▶ TASK BRIEF
Gather all lines from the material that contain "众妙毕备".

▶ DATA FOR PROCESSING
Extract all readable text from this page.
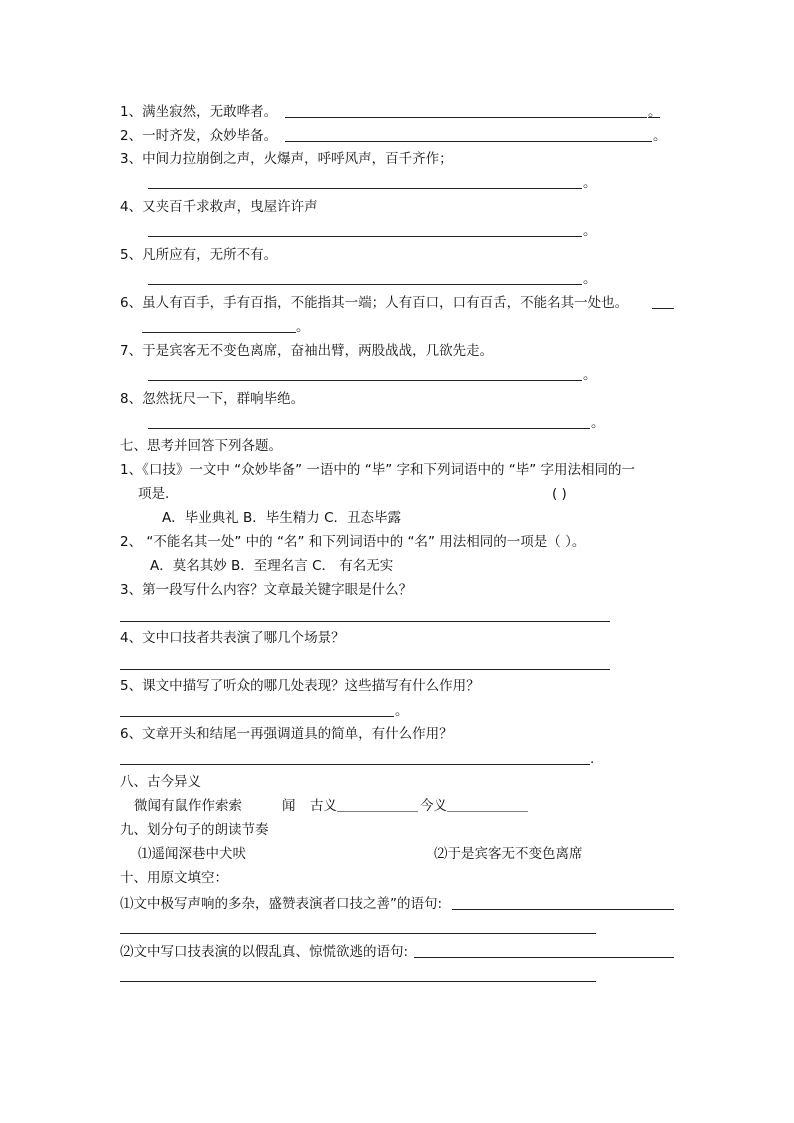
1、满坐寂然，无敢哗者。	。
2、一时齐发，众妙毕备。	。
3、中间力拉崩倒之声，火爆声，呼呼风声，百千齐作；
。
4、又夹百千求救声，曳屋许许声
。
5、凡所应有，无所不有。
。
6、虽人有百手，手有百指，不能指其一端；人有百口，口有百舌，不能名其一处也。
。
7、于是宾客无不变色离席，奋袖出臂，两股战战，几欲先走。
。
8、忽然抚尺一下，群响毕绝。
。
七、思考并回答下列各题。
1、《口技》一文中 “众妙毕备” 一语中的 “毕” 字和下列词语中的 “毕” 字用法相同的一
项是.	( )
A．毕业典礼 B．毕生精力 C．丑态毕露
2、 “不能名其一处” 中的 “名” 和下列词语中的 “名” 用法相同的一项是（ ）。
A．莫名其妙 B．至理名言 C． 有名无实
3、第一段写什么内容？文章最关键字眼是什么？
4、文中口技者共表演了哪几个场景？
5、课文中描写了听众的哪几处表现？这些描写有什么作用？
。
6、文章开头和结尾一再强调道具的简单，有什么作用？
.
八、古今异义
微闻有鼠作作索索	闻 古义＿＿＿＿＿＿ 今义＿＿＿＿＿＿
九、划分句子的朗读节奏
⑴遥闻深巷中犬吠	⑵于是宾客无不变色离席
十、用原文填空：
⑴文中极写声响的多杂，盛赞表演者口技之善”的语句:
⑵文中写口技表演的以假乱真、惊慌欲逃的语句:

▶ ANSWER TO THIS EXERCISE
2、一时齐发，众妙毕备。	。
1、《口技》一文中 “众妙毕备” 一语中的 “毕” 字和下列词语中的 “毕” 字用法相同的一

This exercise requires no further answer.